● Stated exercise: Look over the lines below. Report each one that includes the string "page".

● Given data:
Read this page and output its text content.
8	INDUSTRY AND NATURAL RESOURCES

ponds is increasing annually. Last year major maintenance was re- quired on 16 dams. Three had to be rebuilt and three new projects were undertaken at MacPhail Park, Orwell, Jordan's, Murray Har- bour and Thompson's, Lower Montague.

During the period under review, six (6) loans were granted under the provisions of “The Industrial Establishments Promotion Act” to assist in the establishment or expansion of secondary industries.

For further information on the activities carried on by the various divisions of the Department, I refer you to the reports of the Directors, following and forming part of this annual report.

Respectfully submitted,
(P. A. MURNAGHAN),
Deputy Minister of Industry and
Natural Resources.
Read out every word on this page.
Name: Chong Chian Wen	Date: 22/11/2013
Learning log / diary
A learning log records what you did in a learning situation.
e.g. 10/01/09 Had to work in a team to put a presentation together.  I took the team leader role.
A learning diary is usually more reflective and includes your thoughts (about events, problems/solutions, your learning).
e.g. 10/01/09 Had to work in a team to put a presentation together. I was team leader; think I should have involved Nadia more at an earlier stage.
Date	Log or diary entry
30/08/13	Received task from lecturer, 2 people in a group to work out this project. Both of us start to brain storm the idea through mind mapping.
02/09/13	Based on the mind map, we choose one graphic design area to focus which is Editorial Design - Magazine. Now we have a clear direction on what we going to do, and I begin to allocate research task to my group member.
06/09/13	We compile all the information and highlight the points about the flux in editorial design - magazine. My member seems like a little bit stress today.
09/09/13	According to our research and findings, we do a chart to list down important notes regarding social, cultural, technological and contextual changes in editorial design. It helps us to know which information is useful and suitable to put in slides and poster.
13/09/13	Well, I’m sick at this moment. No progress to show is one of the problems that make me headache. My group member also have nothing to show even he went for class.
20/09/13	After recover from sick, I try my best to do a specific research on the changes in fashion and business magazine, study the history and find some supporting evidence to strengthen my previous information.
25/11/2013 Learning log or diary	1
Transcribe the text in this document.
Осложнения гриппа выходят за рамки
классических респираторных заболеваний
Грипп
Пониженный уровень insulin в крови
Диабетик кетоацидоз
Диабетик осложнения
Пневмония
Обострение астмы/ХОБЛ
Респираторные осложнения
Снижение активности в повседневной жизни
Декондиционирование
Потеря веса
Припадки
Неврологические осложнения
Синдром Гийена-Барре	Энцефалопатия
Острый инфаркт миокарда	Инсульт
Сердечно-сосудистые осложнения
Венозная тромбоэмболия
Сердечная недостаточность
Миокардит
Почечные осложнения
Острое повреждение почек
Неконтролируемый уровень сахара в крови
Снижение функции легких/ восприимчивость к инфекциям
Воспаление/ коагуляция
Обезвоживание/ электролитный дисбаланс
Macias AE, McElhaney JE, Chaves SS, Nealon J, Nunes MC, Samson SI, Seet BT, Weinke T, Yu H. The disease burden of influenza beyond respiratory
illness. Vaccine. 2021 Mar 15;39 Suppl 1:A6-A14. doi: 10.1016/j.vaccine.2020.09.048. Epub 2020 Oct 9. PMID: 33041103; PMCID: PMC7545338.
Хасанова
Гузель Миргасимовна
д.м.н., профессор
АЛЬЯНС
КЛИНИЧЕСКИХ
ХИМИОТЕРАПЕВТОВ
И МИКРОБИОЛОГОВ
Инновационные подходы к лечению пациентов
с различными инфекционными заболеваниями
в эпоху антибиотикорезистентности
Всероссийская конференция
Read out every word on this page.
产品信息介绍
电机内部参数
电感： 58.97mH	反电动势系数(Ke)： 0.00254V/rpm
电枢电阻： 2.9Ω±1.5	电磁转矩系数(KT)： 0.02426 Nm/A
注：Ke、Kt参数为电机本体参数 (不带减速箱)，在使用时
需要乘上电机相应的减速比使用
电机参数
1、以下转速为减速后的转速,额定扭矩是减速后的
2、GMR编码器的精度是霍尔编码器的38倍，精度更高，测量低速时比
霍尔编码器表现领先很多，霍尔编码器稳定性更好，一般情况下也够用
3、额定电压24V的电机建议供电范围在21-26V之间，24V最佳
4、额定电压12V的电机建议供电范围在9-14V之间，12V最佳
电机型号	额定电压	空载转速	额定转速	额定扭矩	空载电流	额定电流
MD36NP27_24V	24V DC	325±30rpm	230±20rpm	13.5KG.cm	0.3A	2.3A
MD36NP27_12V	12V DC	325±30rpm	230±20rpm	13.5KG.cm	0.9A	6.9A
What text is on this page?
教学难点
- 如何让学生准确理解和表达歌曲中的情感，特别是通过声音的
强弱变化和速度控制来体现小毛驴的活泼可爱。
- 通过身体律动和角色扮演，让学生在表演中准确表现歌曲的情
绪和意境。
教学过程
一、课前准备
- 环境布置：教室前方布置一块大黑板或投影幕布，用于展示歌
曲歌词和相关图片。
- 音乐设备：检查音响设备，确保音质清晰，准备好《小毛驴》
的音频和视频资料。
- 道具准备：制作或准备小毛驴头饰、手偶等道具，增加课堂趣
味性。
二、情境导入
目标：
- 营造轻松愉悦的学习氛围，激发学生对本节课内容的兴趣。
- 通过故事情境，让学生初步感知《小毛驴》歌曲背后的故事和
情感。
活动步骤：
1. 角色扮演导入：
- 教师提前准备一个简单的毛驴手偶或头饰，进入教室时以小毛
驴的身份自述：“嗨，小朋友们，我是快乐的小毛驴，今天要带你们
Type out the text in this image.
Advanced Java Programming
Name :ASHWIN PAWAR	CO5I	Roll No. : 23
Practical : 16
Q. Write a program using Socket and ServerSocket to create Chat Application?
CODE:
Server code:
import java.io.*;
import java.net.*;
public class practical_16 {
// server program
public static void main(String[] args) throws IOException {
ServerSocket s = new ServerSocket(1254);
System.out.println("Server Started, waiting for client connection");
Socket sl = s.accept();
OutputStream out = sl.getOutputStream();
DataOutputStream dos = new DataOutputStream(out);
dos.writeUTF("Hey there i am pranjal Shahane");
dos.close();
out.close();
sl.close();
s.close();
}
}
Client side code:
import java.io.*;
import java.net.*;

● Task output:
Read this page and output its text content.
Read out every word on this page.
Read out every word on this page.
What text is on this page?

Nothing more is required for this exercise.